* _Consignes_:
A. D'après le document, dans quel délai la mise en demeure doit-elle être envoyée au plus tard ?
B. Traduisez en anglais cette phrase du document : « Pour que la suspension visée à l'alinéa 1er puisse s'appliquer, la mise en demeure doit être envoyée au plus tard un mois avant la fin du délai de suspension initial et doit contenir les données suivantes: 1º les nom, prénom et adresse du créancier; 2º les nom, prénom et adresse du débiteur; 3º une description de l'obligation que la dette a fait naître; 4º si la créance comprend une dette de somme, la justification des montants réclamés au débiteur, y compris les dommages et intérêts et les intérêts de retard; 5º l'invitation du créancier à trouver un accord à l'amiable, ainsi que le délai dans lequel le débiteur peut s'acquitter de son obligation sans que les mesures supplémentaires de recouvrement puissent être prises; 6º la possibilité d'ester en justice pour faire exécuter les autres mesures de recouvrement en cas d'absence de réaction du débiteur dans le délai fixé; 7º la mention du fait que la lettre de mise en demeure suspend le délai de prescription, pendant la durée définie à l'alinéa 1er; 8º la signature de l'avocat du créancier. »

* _Document_:
- - - -
Pour que la suspension visée à l'alinéa 1er puisse s'appliquer, la mise en demeure doit être envoyée au plus tard un mois avant la fin du délai de suspension initial et doit contenir les données suivantes:

1º les nom, prénom et adresse du créancier;

2º les nom, prénom et adresse du débiteur;

3º une description de l'obligation que la dette a fait naître;

4º si la créance comprend une dette de somme, la justification des montants réclamés au débiteur, y compris les dommages et intérêts et les intérêts de retard;

5º l'invitation du créancier à trouver un accord à l'amiable, ainsi que le délai dans lequel le débiteur peut s'acquitter de son obligation sans que les mesures supplémentaires de recouvrement puissent être prises;

6º la possibilité d'ester en justice pour faire exécuter les autres mesures de recouvrement en cas d'absence de réaction du débiteur dans le délai fixé;

7º la mention du fait que la lettre de mise en demeure suspend le délai de prescription, pendant la durée définie à l'alinéa 1er;

8º la signature de l'avocat du créancier. »
- - - -
* _Données_:
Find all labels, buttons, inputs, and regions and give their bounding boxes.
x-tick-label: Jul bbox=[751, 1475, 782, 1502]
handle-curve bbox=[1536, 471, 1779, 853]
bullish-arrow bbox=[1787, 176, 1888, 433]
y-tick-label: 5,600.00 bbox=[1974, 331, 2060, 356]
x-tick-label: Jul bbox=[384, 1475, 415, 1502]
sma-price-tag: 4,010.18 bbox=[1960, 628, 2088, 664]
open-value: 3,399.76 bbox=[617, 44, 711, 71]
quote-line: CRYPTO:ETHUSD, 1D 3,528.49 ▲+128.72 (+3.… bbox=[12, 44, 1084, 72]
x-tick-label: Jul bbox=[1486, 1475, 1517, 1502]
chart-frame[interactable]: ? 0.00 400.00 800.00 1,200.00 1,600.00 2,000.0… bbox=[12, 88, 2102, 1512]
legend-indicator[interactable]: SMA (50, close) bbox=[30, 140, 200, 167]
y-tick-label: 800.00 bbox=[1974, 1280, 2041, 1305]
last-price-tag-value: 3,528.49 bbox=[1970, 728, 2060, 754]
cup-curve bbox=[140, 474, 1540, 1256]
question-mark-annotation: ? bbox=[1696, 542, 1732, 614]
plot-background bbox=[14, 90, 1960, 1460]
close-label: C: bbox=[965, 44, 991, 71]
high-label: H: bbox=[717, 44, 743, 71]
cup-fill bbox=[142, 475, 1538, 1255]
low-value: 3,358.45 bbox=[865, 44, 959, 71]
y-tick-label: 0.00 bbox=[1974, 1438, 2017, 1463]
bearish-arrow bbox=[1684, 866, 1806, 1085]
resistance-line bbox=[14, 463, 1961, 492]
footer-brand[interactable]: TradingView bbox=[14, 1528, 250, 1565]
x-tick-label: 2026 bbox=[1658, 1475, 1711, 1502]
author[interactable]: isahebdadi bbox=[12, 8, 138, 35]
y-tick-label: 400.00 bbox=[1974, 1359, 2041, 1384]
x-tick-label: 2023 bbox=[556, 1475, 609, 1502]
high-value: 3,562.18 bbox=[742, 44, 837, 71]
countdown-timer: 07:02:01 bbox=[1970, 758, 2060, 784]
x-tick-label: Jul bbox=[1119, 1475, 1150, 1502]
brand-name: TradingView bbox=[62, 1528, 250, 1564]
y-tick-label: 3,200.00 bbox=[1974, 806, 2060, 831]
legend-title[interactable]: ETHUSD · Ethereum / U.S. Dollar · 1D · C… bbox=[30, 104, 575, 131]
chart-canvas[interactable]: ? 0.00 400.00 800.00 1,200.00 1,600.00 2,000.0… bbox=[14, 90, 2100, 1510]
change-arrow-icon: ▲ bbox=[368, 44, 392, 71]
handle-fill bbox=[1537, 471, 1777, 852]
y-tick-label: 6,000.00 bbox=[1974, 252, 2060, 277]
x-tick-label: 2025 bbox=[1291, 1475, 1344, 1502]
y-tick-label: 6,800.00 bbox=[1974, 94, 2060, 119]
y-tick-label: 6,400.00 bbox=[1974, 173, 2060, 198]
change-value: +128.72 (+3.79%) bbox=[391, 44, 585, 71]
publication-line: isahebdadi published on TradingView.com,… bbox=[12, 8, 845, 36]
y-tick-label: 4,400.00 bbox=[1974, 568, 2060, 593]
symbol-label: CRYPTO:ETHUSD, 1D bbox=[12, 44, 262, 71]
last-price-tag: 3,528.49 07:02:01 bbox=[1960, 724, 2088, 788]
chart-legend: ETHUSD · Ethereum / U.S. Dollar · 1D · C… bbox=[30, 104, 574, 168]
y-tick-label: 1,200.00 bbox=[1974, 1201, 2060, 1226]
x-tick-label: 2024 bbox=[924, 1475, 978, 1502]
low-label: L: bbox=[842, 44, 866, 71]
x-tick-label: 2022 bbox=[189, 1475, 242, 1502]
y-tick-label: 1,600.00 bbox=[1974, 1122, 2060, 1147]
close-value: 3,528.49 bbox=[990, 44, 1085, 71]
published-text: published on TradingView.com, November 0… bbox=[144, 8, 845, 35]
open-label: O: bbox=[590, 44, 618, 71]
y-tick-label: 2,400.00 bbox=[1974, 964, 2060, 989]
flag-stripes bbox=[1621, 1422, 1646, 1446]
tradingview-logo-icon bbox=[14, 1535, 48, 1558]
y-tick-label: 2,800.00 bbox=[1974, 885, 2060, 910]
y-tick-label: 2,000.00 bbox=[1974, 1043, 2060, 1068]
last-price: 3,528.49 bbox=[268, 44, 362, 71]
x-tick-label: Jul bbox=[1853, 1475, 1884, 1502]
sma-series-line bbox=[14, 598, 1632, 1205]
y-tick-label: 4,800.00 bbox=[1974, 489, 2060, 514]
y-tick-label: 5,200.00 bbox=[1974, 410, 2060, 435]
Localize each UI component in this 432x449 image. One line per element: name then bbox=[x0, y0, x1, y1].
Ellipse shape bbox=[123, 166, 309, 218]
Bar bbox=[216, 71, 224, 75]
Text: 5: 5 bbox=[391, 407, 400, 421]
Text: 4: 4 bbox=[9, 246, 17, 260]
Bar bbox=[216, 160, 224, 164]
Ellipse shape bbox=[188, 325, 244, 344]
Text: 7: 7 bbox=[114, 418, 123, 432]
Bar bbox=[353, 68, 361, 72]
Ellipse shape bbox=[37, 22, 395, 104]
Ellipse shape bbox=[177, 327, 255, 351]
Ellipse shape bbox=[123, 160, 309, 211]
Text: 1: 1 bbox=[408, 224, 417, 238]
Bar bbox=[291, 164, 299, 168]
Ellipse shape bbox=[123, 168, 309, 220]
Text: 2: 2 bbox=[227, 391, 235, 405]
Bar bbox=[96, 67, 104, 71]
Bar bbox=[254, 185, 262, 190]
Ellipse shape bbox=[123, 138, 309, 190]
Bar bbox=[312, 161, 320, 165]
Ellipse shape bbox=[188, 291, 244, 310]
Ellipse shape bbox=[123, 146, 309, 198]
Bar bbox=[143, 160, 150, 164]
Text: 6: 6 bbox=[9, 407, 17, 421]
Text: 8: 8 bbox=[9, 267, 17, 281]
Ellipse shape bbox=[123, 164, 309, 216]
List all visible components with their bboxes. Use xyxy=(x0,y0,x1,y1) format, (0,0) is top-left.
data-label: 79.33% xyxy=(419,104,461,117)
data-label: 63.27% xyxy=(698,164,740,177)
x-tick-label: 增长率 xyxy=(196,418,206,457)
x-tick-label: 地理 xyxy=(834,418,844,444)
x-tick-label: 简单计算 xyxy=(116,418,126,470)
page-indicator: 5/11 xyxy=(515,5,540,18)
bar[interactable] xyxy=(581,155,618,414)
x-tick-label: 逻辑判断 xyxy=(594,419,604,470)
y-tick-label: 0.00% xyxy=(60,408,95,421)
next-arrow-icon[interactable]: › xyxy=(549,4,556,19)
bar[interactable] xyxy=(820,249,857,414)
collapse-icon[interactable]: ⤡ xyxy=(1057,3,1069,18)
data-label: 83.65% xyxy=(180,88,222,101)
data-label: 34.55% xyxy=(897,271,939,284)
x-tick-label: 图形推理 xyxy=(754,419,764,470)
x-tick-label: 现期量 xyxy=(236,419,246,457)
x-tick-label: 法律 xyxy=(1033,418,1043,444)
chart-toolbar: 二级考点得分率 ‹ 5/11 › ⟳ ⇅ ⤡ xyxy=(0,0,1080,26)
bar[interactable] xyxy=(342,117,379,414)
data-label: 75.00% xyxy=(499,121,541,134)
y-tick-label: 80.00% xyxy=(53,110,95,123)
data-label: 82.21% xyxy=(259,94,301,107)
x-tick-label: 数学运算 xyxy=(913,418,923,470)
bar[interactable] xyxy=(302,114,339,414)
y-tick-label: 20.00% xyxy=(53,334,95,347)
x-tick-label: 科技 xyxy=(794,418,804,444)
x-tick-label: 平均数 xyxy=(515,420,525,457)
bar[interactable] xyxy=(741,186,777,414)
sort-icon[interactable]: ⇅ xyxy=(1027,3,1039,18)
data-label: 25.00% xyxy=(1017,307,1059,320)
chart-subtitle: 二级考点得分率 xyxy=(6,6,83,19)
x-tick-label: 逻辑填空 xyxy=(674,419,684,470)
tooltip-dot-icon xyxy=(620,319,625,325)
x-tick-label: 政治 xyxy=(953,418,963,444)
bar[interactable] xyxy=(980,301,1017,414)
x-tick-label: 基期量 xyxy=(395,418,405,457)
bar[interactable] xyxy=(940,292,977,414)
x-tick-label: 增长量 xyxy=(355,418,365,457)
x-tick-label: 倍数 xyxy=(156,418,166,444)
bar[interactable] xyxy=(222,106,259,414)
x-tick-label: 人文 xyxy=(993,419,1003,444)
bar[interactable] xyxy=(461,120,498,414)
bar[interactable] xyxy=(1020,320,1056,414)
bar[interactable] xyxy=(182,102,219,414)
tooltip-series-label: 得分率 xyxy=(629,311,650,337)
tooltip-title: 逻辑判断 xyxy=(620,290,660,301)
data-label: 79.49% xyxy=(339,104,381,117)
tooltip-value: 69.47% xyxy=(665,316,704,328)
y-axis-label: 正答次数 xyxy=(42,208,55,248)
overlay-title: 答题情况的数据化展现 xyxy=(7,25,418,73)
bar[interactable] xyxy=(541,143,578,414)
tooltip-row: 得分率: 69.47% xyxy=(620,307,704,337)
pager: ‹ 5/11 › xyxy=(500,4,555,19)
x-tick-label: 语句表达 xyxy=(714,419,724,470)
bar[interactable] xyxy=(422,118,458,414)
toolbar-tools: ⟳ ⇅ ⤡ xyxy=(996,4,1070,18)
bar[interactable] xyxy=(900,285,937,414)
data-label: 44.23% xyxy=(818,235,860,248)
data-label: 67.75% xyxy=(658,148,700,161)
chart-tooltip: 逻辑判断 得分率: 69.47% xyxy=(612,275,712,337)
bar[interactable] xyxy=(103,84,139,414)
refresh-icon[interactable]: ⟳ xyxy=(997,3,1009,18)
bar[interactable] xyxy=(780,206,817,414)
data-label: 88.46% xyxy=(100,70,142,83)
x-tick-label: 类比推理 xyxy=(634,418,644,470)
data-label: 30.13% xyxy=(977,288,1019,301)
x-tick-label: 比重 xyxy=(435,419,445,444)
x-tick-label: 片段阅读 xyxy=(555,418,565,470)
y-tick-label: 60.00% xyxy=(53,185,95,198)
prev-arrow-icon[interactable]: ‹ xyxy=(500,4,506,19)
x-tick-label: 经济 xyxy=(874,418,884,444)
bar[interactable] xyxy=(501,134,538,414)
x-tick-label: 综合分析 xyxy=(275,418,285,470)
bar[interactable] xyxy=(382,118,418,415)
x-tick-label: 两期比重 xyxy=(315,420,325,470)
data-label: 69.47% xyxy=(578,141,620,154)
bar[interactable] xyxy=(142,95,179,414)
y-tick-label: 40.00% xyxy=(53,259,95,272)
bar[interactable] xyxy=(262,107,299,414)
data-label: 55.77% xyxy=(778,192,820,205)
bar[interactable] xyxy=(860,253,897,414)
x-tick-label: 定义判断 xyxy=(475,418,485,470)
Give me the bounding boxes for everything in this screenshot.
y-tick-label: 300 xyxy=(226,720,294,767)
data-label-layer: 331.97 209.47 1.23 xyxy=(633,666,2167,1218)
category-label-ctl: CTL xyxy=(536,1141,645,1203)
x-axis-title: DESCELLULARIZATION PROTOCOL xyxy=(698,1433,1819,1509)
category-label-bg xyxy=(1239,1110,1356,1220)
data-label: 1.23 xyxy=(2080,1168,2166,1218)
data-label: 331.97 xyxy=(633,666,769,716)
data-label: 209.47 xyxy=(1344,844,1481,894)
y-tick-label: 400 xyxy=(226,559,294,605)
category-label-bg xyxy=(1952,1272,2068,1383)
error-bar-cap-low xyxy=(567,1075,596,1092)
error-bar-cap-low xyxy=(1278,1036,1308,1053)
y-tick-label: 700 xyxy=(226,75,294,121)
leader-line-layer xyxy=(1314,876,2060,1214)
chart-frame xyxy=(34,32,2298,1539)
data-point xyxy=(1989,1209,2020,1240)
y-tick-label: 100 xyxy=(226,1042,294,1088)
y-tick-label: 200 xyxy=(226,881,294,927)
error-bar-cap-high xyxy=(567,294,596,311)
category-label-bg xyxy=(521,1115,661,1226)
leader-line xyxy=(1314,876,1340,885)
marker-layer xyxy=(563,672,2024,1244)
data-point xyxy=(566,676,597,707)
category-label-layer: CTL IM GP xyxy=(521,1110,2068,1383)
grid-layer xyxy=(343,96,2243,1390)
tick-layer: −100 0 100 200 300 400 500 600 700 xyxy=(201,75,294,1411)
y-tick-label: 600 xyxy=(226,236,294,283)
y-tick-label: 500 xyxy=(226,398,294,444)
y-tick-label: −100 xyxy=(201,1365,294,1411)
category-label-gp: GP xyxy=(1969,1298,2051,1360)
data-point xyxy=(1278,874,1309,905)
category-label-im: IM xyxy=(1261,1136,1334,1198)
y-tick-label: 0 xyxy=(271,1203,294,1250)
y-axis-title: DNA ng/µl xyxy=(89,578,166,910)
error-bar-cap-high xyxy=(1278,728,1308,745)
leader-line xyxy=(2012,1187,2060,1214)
- - - -
* _Corrigé des exercices_:
A. Au plus tard un mois avant la fin du délai de suspension initial.

B. For the suspension referred to in paragraph 1 to apply, the formal notice must be sent no later than one month before the end of the initial suspension period and must contain the following information: 1º the surname, first name and address of the creditor; 2º the surname, first name and address of the debtor; 3º a description of the obligation that the debt gave rise to; 4º if the claim includes a monetary debt, the justification of the amounts claimed from the debtor, including damages and late-payment interest; 5º the creditor's invitation to reach an amicable settlement, as well as the period within which the debtor may discharge the obligation without further collection measures being taken; 6º the possibility of bringing legal action to enforce the other collection measures if the debtor fails to respond within the set period; 7º a statement that the letter of formal notice suspends the limitation period for the duration defined in paragraph 1; 8º the signature of the creditor's lawyer.